[Figure collection entries]
= = = = = = =

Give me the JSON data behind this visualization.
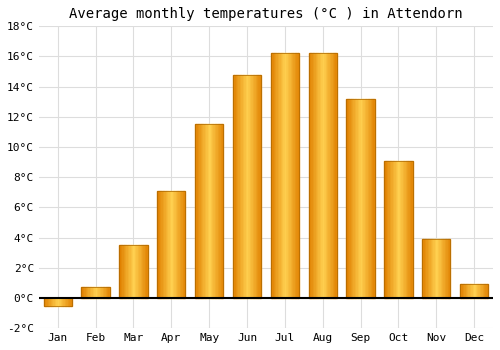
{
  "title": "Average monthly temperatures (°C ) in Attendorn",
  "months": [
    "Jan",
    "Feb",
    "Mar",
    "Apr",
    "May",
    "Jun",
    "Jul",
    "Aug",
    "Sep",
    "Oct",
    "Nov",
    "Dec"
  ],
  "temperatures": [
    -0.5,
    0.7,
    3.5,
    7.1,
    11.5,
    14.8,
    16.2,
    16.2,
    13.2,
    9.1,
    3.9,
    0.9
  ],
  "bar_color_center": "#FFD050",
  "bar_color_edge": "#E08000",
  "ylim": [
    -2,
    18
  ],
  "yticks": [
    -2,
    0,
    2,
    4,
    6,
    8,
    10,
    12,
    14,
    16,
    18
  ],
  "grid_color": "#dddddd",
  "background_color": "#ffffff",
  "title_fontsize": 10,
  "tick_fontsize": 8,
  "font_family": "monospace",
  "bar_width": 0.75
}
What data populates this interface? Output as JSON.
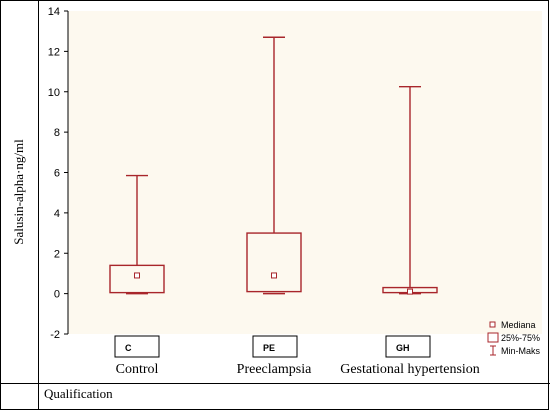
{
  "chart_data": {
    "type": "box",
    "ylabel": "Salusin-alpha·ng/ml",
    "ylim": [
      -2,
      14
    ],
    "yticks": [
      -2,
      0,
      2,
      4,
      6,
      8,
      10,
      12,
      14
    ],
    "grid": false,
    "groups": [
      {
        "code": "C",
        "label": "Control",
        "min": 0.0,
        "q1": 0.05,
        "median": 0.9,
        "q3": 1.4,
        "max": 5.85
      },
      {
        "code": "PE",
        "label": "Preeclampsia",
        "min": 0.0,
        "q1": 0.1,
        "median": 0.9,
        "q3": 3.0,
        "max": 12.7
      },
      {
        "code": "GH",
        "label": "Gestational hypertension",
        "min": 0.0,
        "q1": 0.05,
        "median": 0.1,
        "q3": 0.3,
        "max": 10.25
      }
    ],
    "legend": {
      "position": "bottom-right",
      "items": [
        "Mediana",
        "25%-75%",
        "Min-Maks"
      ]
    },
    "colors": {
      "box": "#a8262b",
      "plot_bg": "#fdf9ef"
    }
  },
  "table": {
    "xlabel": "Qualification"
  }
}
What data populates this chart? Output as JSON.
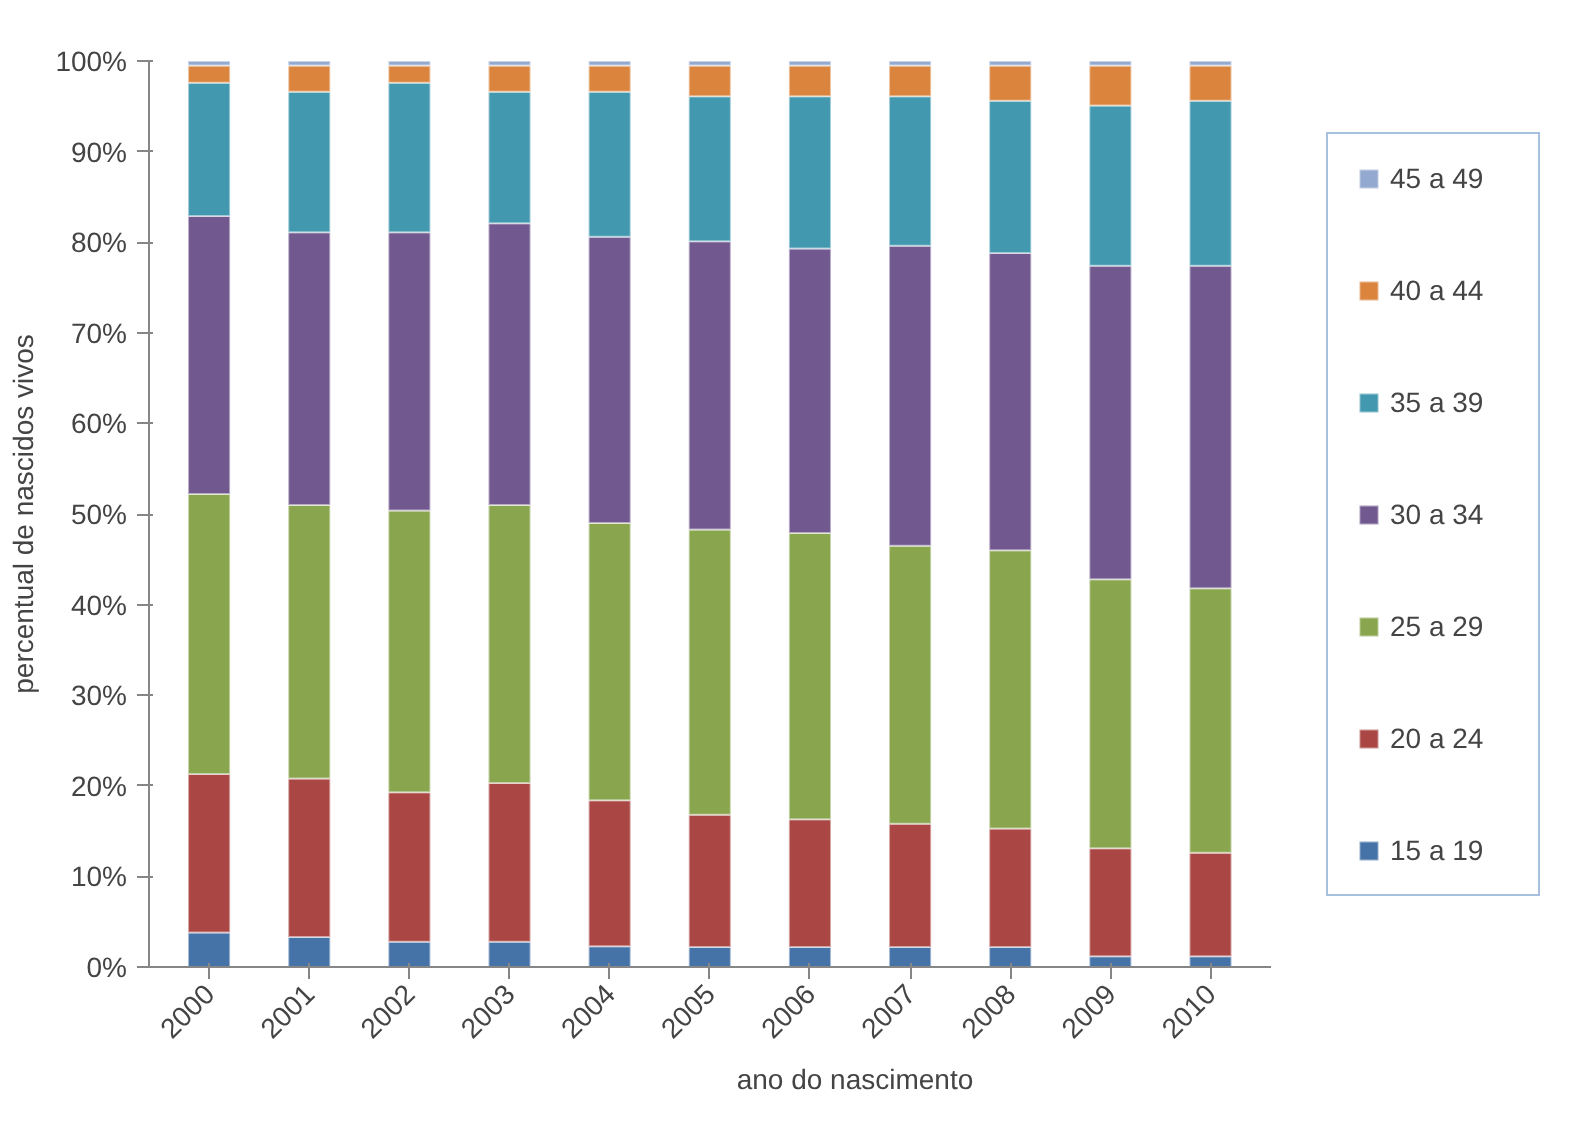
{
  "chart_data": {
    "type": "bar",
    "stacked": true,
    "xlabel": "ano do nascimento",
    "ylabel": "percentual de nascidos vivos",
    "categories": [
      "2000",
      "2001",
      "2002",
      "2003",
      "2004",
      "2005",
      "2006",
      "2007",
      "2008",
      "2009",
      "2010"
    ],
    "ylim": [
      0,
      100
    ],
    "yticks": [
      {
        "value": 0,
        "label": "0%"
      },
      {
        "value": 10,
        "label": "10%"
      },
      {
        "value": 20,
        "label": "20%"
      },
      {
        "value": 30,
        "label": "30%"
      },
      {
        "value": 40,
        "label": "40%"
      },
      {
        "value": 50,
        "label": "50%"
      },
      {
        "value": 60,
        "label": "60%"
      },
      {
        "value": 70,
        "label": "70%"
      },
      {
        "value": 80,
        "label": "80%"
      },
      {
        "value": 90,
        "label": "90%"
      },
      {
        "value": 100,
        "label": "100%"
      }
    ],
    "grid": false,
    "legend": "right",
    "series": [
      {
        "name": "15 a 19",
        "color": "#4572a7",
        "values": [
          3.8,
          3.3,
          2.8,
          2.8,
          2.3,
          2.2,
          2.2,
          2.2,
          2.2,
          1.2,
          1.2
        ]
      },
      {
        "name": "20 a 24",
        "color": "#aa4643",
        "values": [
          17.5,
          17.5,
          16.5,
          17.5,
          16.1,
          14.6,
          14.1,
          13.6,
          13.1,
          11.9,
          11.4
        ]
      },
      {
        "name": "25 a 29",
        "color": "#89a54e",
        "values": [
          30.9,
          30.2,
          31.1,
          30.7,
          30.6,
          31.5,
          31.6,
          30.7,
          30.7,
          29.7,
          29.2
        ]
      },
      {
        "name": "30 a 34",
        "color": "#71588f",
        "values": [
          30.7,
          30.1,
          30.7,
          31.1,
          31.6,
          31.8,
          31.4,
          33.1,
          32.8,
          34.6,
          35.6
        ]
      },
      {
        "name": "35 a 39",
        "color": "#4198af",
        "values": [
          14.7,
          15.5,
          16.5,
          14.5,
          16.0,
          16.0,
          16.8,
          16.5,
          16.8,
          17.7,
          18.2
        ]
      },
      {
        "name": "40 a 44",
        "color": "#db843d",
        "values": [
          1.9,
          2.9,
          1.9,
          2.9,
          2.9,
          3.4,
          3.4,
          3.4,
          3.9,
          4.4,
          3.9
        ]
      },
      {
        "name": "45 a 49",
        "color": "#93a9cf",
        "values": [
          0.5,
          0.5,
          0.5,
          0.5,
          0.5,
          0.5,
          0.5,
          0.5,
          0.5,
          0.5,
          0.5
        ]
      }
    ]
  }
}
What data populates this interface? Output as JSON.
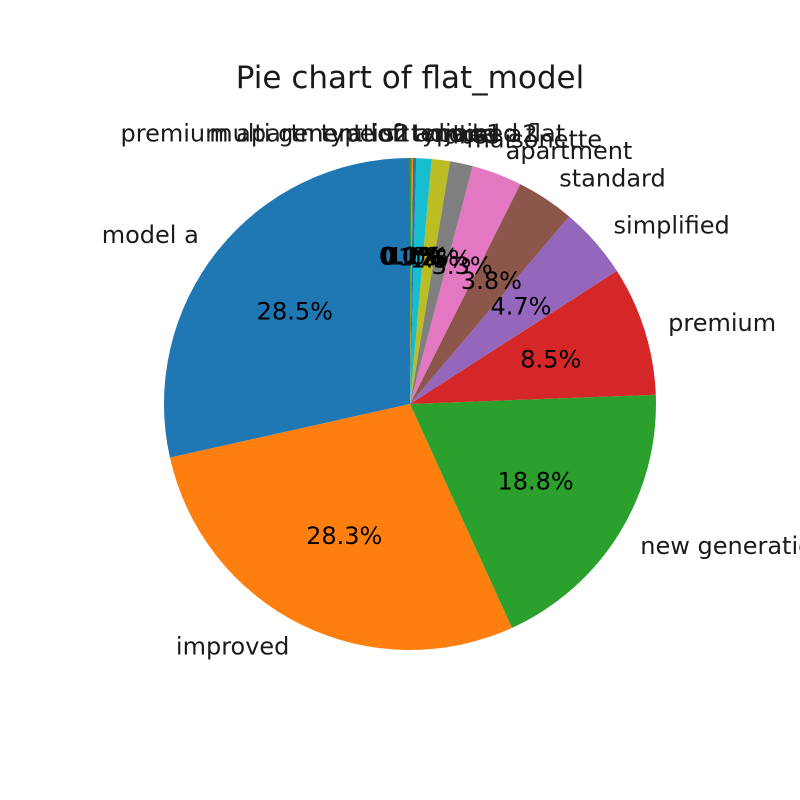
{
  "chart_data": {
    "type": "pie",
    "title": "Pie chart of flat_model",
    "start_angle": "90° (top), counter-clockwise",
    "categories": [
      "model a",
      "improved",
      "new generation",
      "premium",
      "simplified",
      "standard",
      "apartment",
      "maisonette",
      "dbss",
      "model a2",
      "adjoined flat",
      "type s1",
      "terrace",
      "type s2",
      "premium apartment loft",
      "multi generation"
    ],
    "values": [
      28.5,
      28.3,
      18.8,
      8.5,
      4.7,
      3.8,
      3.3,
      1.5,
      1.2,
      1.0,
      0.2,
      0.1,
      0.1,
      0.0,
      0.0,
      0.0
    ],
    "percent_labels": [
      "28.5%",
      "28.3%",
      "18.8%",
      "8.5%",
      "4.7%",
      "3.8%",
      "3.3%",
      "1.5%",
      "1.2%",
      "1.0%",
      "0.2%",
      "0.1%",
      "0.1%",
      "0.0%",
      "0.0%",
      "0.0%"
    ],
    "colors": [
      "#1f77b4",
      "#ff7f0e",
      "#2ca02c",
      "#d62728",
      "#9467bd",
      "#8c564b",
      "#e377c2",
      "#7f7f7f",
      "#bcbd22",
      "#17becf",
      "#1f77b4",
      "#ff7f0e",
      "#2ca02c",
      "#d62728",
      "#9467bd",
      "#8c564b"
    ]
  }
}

= = = = = = =

Send back the data above word for word, with the pictures left out.

Give me the JSON data behind this visualization.
{
  "title": "Average monthly temperatures (°C ) in Attendorn",
  "months": [
    "Jan",
    "Feb",
    "Mar",
    "Apr",
    "May",
    "Jun",
    "Jul",
    "Aug",
    "Sep",
    "Oct",
    "Nov",
    "Dec"
  ],
  "temperatures": [
    -0.5,
    0.7,
    3.5,
    7.1,
    11.5,
    14.8,
    16.2,
    16.2,
    13.2,
    9.1,
    3.9,
    0.9
  ],
  "bar_color_center": "#FFD050",
  "bar_color_edge": "#E08000",
  "ylim": [
    -2,
    18
  ],
  "yticks": [
    -2,
    0,
    2,
    4,
    6,
    8,
    10,
    12,
    14,
    16,
    18
  ],
  "grid_color": "#dddddd",
  "background_color": "#ffffff",
  "title_fontsize": 10,
  "tick_fontsize": 8,
  "font_family": "monospace",
  "bar_width": 0.75
}
What data populates this interface? Output as JSON.
{
  "chart_data": {
    "type": "box",
    "ylabel": "Salusin-alpha·ng/ml",
    "ylim": [
      -2,
      14
    ],
    "yticks": [
      -2,
      0,
      2,
      4,
      6,
      8,
      10,
      12,
      14
    ],
    "grid": false,
    "groups": [
      {
        "code": "C",
        "label": "Control",
        "min": 0.0,
        "q1": 0.05,
        "median": 0.9,
        "q3": 1.4,
        "max": 5.85
      },
      {
        "code": "PE",
        "label": "Preeclampsia",
        "min": 0.0,
        "q1": 0.1,
        "median": 0.9,
        "q3": 3.0,
        "max": 12.7
      },
      {
        "code": "GH",
        "label": "Gestational hypertension",
        "min": 0.0,
        "q1": 0.05,
        "median": 0.1,
        "q3": 0.3,
        "max": 10.25
      }
    ],
    "legend": {
      "position": "bottom-right",
      "items": [
        "Mediana",
        "25%-75%",
        "Min-Maks"
      ]
    },
    "colors": {
      "box": "#a8262b",
      "plot_bg": "#fdf9ef"
    }
  },
  "table": {
    "xlabel": "Qualification"
  }
}
What data populates this chart? Output as JSON.
{
  "chart_data": {
    "type": "bar",
    "stacked": true,
    "xlabel": "ano do nascimento",
    "ylabel": "percentual de nascidos vivos",
    "categories": [
      "2000",
      "2001",
      "2002",
      "2003",
      "2004",
      "2005",
      "2006",
      "2007",
      "2008",
      "2009",
      "2010"
    ],
    "ylim": [
      0,
      100
    ],
    "yticks": [
      {
        "value": 0,
        "label": "0%"
      },
      {
        "value": 10,
        "label": "10%"
      },
      {
        "value": 20,
        "label": "20%"
      },
      {
        "value": 30,
        "label": "30%"
      },
      {
        "value": 40,
        "label": "40%"
      },
      {
        "value": 50,
        "label": "50%"
      },
      {
        "value": 60,
        "label": "60%"
      },
      {
        "value": 70,
        "label": "70%"
      },
      {
        "value": 80,
        "label": "80%"
      },
      {
        "value": 90,
        "label": "90%"
      },
      {
        "value": 100,
        "label": "100%"
      }
    ],
    "grid": false,
    "legend": "right",
    "series": [
      {
        "name": "15 a 19",
        "color": "#4572a7",
        "values": [
          3.8,
          3.3,
          2.8,
          2.8,
          2.3,
          2.2,
          2.2,
          2.2,
          2.2,
          1.2,
          1.2
        ]
      },
      {
        "name": "20 a 24",
        "color": "#aa4643",
        "values": [
          17.5,
          17.5,
          16.5,
          17.5,
          16.1,
          14.6,
          14.1,
          13.6,
          13.1,
          11.9,
          11.4
        ]
      },
      {
        "name": "25 a 29",
        "color": "#89a54e",
        "values": [
          30.9,
          30.2,
          31.1,
          30.7,
          30.6,
          31.5,
          31.6,
          30.7,
          30.7,
          29.7,
          29.2
        ]
      },
      {
        "name": "30 a 34",
        "color": "#71588f",
        "values": [
          30.7,
          30.1,
          30.7,
          31.1,
          31.6,
          31.8,
          31.4,
          33.1,
          32.8,
          34.6,
          35.6
        ]
      },
      {
        "name": "35 a 39",
        "color": "#4198af",
        "values": [
          14.7,
          15.5,
          16.5,
          14.5,
          16.0,
          16.0,
          16.8,
          16.5,
          16.8,
          17.7,
          18.2
        ]
      },
      {
        "name": "40 a 44",
        "color": "#db843d",
        "values": [
          1.9,
          2.9,
          1.9,
          2.9,
          2.9,
          3.4,
          3.4,
          3.4,
          3.9,
          4.4,
          3.9
        ]
      },
      {
        "name": "45 a 49",
        "color": "#93a9cf",
        "values": [
          0.5,
          0.5,
          0.5,
          0.5,
          0.5,
          0.5,
          0.5,
          0.5,
          0.5,
          0.5,
          0.5
        ]
      }
    ]
  }
}
What data populates this interface? Output as JSON.
{
  "chart_data": {
    "type": "pie",
    "title": "Pie chart of flat_model",
    "start_angle": "90° (top), counter-clockwise",
    "categories": [
      "model a",
      "improved",
      "new generation",
      "premium",
      "simplified",
      "standard",
      "apartment",
      "maisonette",
      "dbss",
      "model a2",
      "adjoined flat",
      "type s1",
      "terrace",
      "type s2",
      "premium apartment loft",
      "multi generation"
    ],
    "values": [
      28.5,
      28.3,
      18.8,
      8.5,
      4.7,
      3.8,
      3.3,
      1.5,
      1.2,
      1.0,
      0.2,
      0.1,
      0.1,
      0.0,
      0.0,
      0.0
    ],
    "percent_labels": [
      "28.5%",
      "28.3%",
      "18.8%",
      "8.5%",
      "4.7%",
      "3.8%",
      "3.3%",
      "1.5%",
      "1.2%",
      "1.0%",
      "0.2%",
      "0.1%",
      "0.1%",
      "0.0%",
      "0.0%",
      "0.0%"
    ],
    "colors": [
      "#1f77b4",
      "#ff7f0e",
      "#2ca02c",
      "#d62728",
      "#9467bd",
      "#8c564b",
      "#e377c2",
      "#7f7f7f",
      "#bcbd22",
      "#17becf",
      "#1f77b4",
      "#ff7f0e",
      "#2ca02c",
      "#d62728",
      "#9467bd",
      "#8c564b"
    ]
  }
}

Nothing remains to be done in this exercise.